▸ GOAL
Reproduce every line of the entries below without alteration, omitting the pictures from your answer.

## begin

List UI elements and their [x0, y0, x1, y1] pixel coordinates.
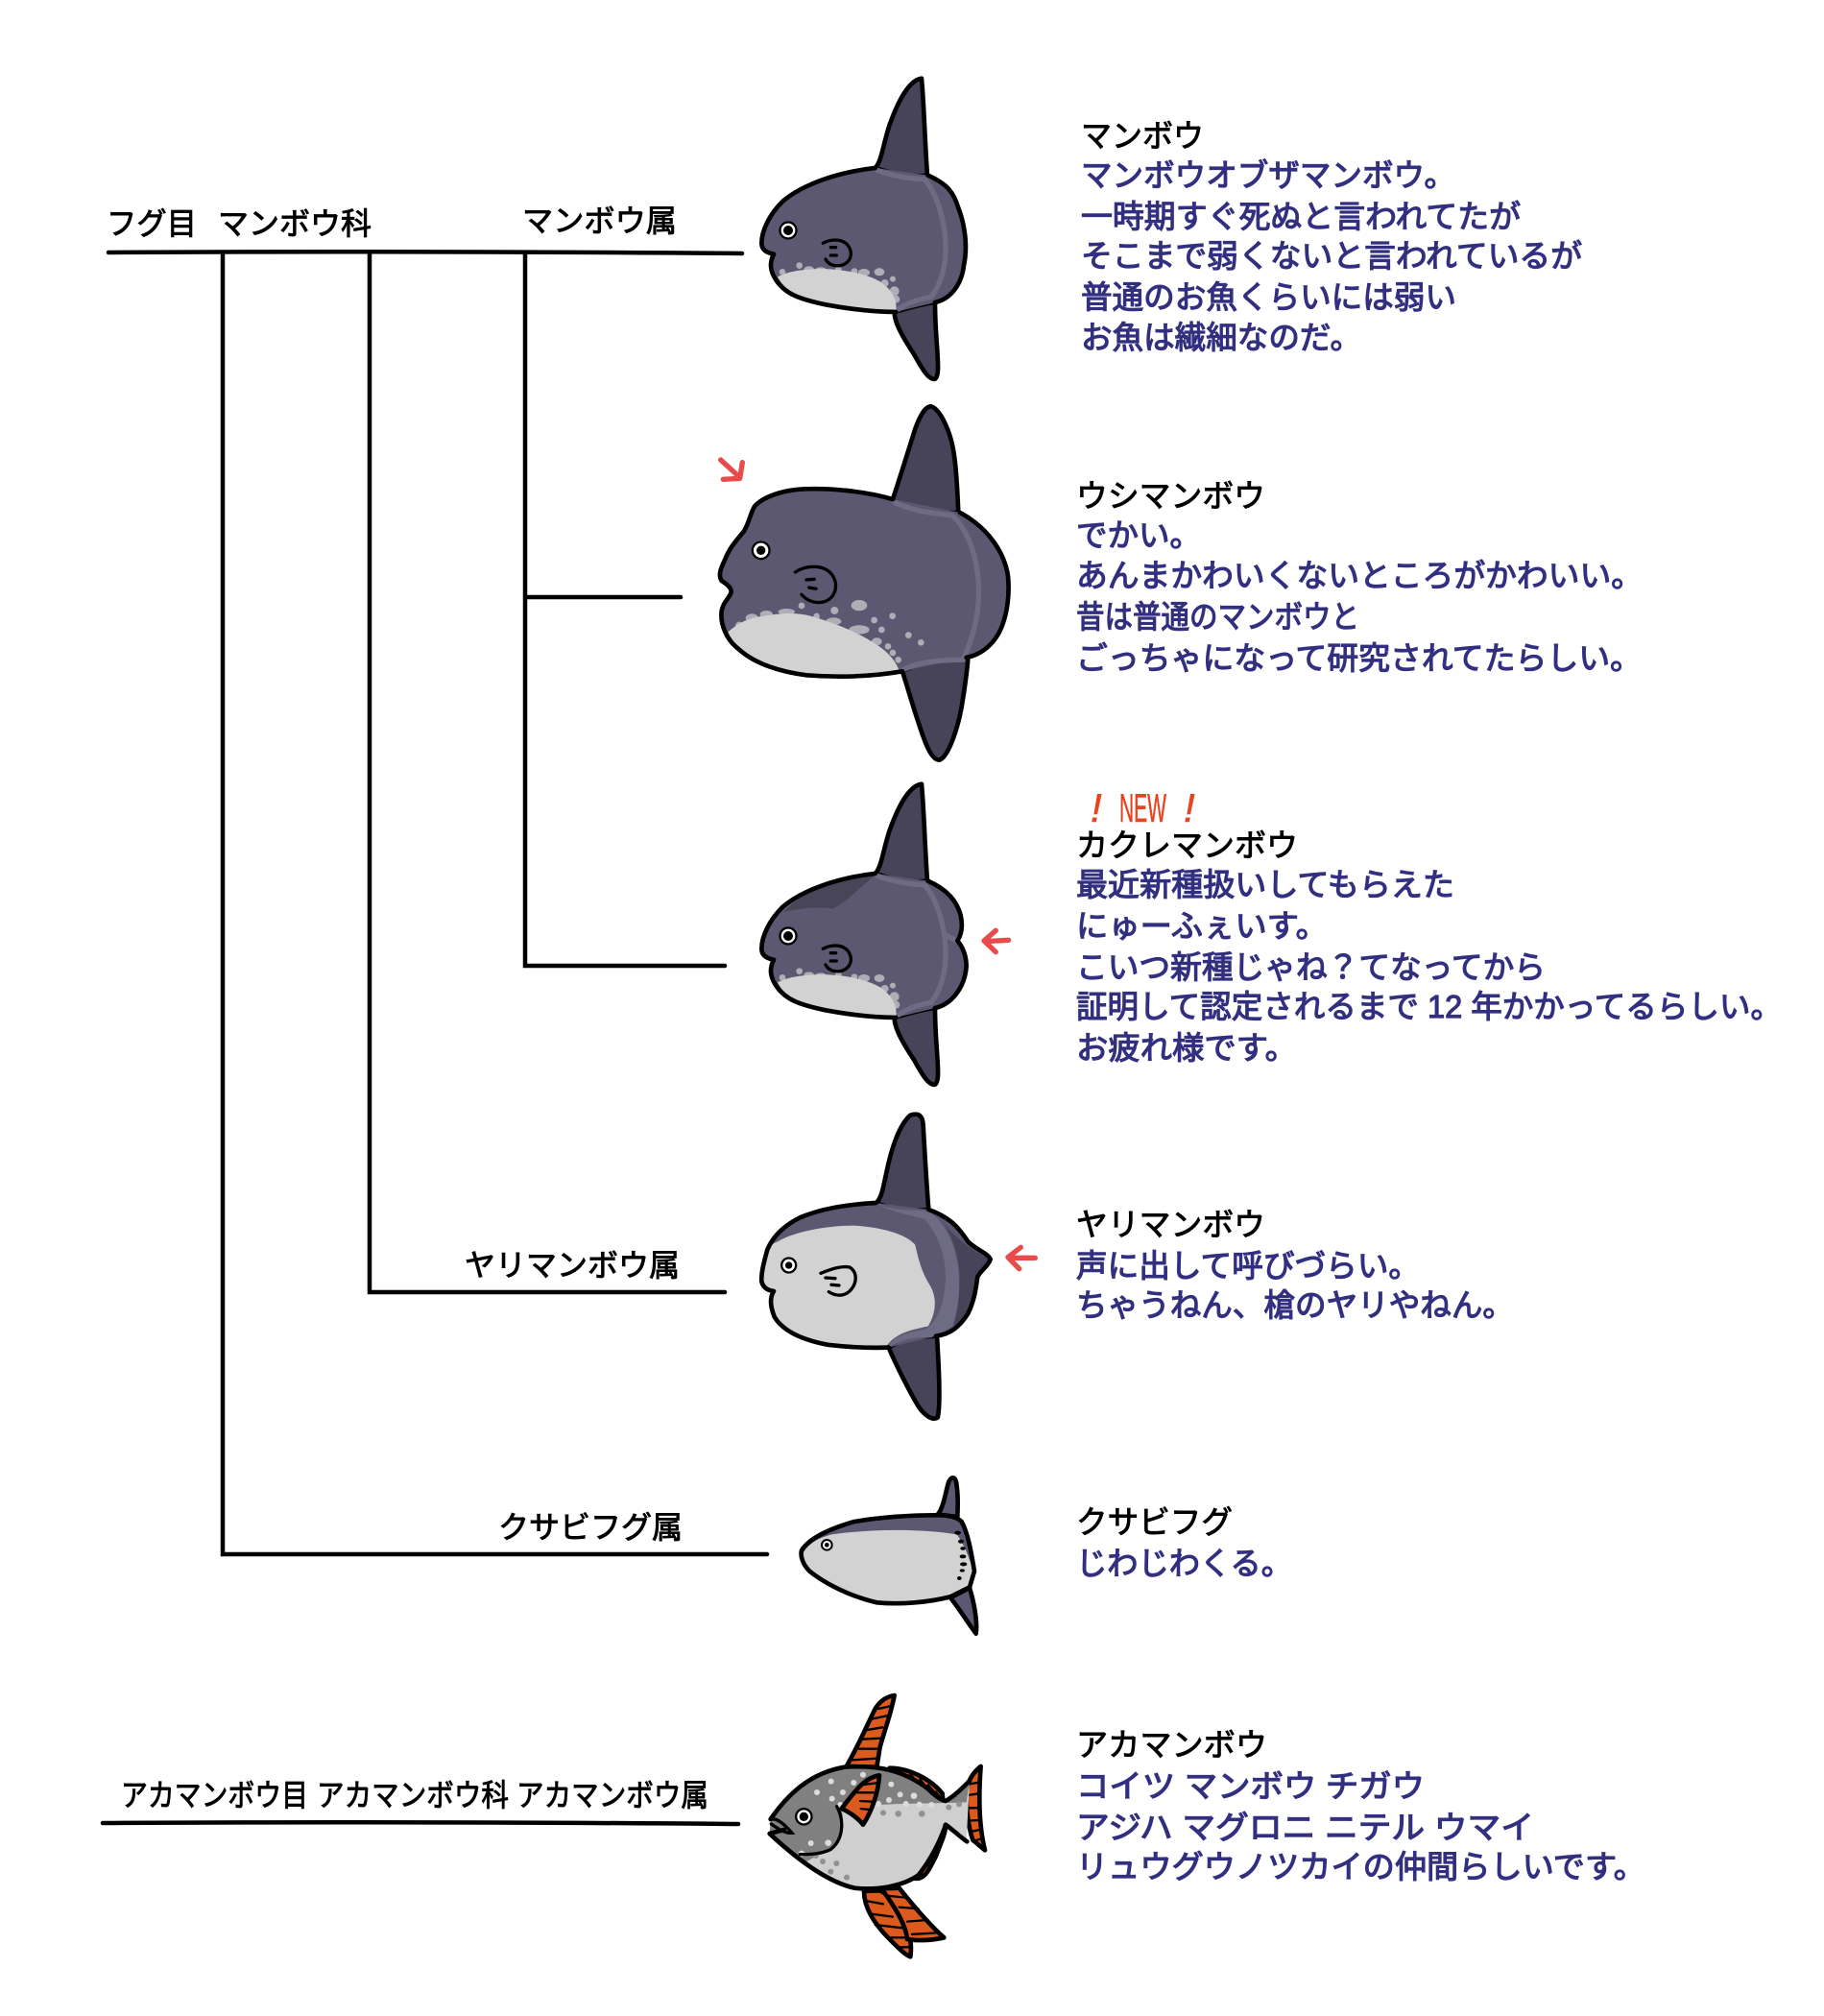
- description: bump-head sunfish: あんまかわいくないところがかわいい。: [1076, 558, 1643, 593]
- description: hoodwinker sunfish: カクレマンボウ: [1076, 828, 1298, 863]
- description: bump-head sunfish: ウシマンボウ: [1076, 478, 1265, 514]
- description: sharptail sunfish: ちゃうねん、槍のヤリやねん。: [1076, 1287, 1514, 1323]
- description: bump-head sunfish: ごっちゃになって研究されてたらしい。: [1076, 640, 1642, 676]
- fish: opah: [770, 1695, 985, 1956]
- description: ocean sunfish: 普通のお魚くらいには弱い: [1081, 279, 1456, 315]
- description: slender sunfish: クサビフグ: [1076, 1504, 1233, 1540]
- label: Ranzania genus: クサビフグ属: [498, 1510, 683, 1545]
- description: hoodwinker sunfish: [1076, 785, 1782, 1066]
- description: ocean sunfish: 一時期すぐ死ぬと言われてたが: [1081, 199, 1521, 234]
- new badge: [1091, 785, 1195, 830]
- label: order and family: [107, 206, 372, 241]
- fish: ocean sunfish: [761, 79, 966, 379]
- description: slender sunfish: じわじわくる。: [1076, 1546, 1292, 1581]
- description: hoodwinker sunfish: 証明して認定されるまで 12 年かかってるらしい。: [1076, 989, 1782, 1024]
- arrow: hoodwinker tail notch: [984, 930, 1009, 952]
- fish: sharptail sunfish: [761, 1115, 991, 1419]
- description: sharptail sunfish: 声に出して呼びづらい。: [1076, 1248, 1420, 1284]
- description: bump-head sunfish: でかい。: [1076, 517, 1201, 553]
- arrow: bump sunfish forehead: [721, 460, 742, 479]
- label: order and family: マンボウ科: [218, 206, 372, 241]
- description: opah: コイツ マンボウ チガウ: [1076, 1768, 1425, 1804]
- description: hoodwinker sunfish: お疲れ様です。: [1076, 1030, 1297, 1066]
- description: ocean sunfish: そこまで弱くないと言われているが: [1081, 238, 1582, 274]
- description: bump-head sunfish: 昔は普通のマンボウと: [1076, 599, 1359, 635]
- arrow: sharptail tail: [1008, 1247, 1035, 1269]
- fish: hoodwinker sunfish: [761, 784, 967, 1085]
- label: opah classification: アカマンボウ目: [121, 1778, 308, 1812]
- new badge: !: [1184, 785, 1195, 830]
- tree line: opah: [103, 1822, 738, 1824]
- description: hoodwinker sunfish: にゅーふぇいす。: [1076, 908, 1328, 944]
- description: ocean sunfish: マンボウ: [1081, 118, 1204, 154]
- description: sharptail sunfish: ヤリマンボウ: [1076, 1207, 1265, 1242]
- fish: bump-head sunfish: [720, 406, 1009, 760]
- tree diagram: sunfish family: [108, 252, 767, 1554]
- label: order and family: フグ目: [107, 206, 197, 241]
- description: bump-head sunfish: [1076, 478, 1643, 676]
- label: Masturus genus: ヤリマンボウ属: [465, 1248, 680, 1283]
- opah fins: [847, 1695, 985, 1956]
- description: opah: アジハ マグロニ ニテル ウマイ: [1076, 1810, 1534, 1845]
- description: hoodwinker sunfish: こいつ新種じゃね？てなってから: [1076, 949, 1546, 985]
- description: slender sunfish: [1076, 1504, 1292, 1581]
- description: opah: [1076, 1727, 1645, 1884]
- description: ocean sunfish: [1081, 118, 1582, 355]
- fish: slender sunfish: [802, 1477, 976, 1634]
- description: ocean sunfish: マンボウオブザマンボウ。: [1081, 157, 1455, 193]
- description: opah: リュウグウノツカイの仲間らしいです。: [1076, 1849, 1645, 1884]
- description: sharptail sunfish: [1076, 1207, 1514, 1323]
- label: opah classification: アカマンボウ属: [516, 1778, 708, 1812]
- new badge: !: [1091, 785, 1102, 830]
- label: opah classification: [121, 1778, 708, 1812]
- description: opah: アカマンボウ: [1076, 1727, 1267, 1763]
- label: opah classification: アカマンボウ科: [317, 1778, 509, 1812]
- label: Mola genus: マンボウ属: [522, 204, 677, 238]
- description: ocean sunfish: お魚は繊細なのだ。: [1081, 320, 1361, 355]
- description: hoodwinker sunfish: 最近新種扱いしてもらえた: [1076, 867, 1454, 902]
- new badge: NEW: [1119, 785, 1166, 830]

## end

▸ SOLUTION BELOW
List UI elements and their [x0, y0, x1, y1] pixel coordinates.
- description: bump-head sunfish: あんまかわいくないところがかわいい。: [1076, 558, 1643, 593]
- description: hoodwinker sunfish: カクレマンボウ: [1076, 828, 1298, 863]
- description: bump-head sunfish: ウシマンボウ: [1076, 478, 1265, 514]
- description: sharptail sunfish: ちゃうねん、槍のヤリやねん。: [1076, 1287, 1514, 1323]
- description: bump-head sunfish: ごっちゃになって研究されてたらしい。: [1076, 640, 1642, 676]
- fish: opah: [770, 1695, 985, 1956]
- description: ocean sunfish: 普通のお魚くらいには弱い: [1081, 279, 1456, 315]
- description: slender sunfish: クサビフグ: [1076, 1504, 1233, 1540]
- label: Ranzania genus: クサビフグ属: [498, 1510, 683, 1545]
- description: hoodwinker sunfish: [1076, 785, 1782, 1066]
- description: ocean sunfish: 一時期すぐ死ぬと言われてたが: [1081, 199, 1521, 234]
- new badge: [1091, 785, 1195, 830]
- label: order and family: [107, 206, 372, 241]
- fish: ocean sunfish: [761, 79, 966, 379]
- description: slender sunfish: じわじわくる。: [1076, 1546, 1292, 1581]
- description: hoodwinker sunfish: 証明して認定されるまで 12 年かかってるらしい。: [1076, 989, 1782, 1024]
- arrow: hoodwinker tail notch: [984, 930, 1009, 952]
- fish: sharptail sunfish: [761, 1115, 991, 1419]
- description: sharptail sunfish: 声に出して呼びづらい。: [1076, 1248, 1420, 1284]
- description: bump-head sunfish: でかい。: [1076, 517, 1201, 553]
- arrow: bump sunfish forehead: [721, 460, 742, 479]
- label: order and family: マンボウ科: [218, 206, 372, 241]
- description: opah: コイツ マンボウ チガウ: [1076, 1768, 1425, 1804]
- description: hoodwinker sunfish: お疲れ様です。: [1076, 1030, 1297, 1066]
- description: ocean sunfish: そこまで弱くないと言われているが: [1081, 238, 1582, 274]
- description: bump-head sunfish: 昔は普通のマンボウと: [1076, 599, 1359, 635]
- arrow: sharptail tail: [1008, 1247, 1035, 1269]
- fish: hoodwinker sunfish: [761, 784, 967, 1085]
- label: opah classification: アカマンボウ目: [121, 1778, 308, 1812]
- new badge: !: [1184, 785, 1195, 830]
- tree line: opah: [103, 1822, 738, 1824]
- description: hoodwinker sunfish: にゅーふぇいす。: [1076, 908, 1328, 944]
- description: ocean sunfish: マンボウ: [1081, 118, 1204, 154]
- description: sharptail sunfish: ヤリマンボウ: [1076, 1207, 1265, 1242]
- fish: bump-head sunfish: [720, 406, 1009, 760]
- tree diagram: sunfish family: [108, 252, 767, 1554]
- label: order and family: フグ目: [107, 206, 197, 241]
- description: bump-head sunfish: [1076, 478, 1643, 676]
- label: Masturus genus: ヤリマンボウ属: [465, 1248, 680, 1283]
- opah fins: [847, 1695, 985, 1956]
- description: opah: アジハ マグロニ ニテル ウマイ: [1076, 1810, 1534, 1845]
- description: hoodwinker sunfish: こいつ新種じゃね？てなってから: [1076, 949, 1546, 985]
- description: slender sunfish: [1076, 1504, 1292, 1581]
- description: opah: [1076, 1727, 1645, 1884]
- description: ocean sunfish: [1081, 118, 1582, 355]
- fish: slender sunfish: [802, 1477, 976, 1634]
- description: ocean sunfish: マンボウオブザマンボウ。: [1081, 157, 1455, 193]
- description: opah: リュウグウノツカイの仲間らしいです。: [1076, 1849, 1645, 1884]
- description: sharptail sunfish: [1076, 1207, 1514, 1323]
- label: opah classification: アカマンボウ属: [516, 1778, 708, 1812]
- new badge: !: [1091, 785, 1102, 830]
- label: opah classification: [121, 1778, 708, 1812]
- description: opah: アカマンボウ: [1076, 1727, 1267, 1763]
- label: opah classification: アカマンボウ科: [317, 1778, 509, 1812]
- label: Mola genus: マンボウ属: [522, 204, 677, 238]
- description: ocean sunfish: お魚は繊細なのだ。: [1081, 320, 1361, 355]
- description: hoodwinker sunfish: 最近新種扱いしてもらえた: [1076, 867, 1454, 902]
- new badge: NEW: [1119, 785, 1166, 830]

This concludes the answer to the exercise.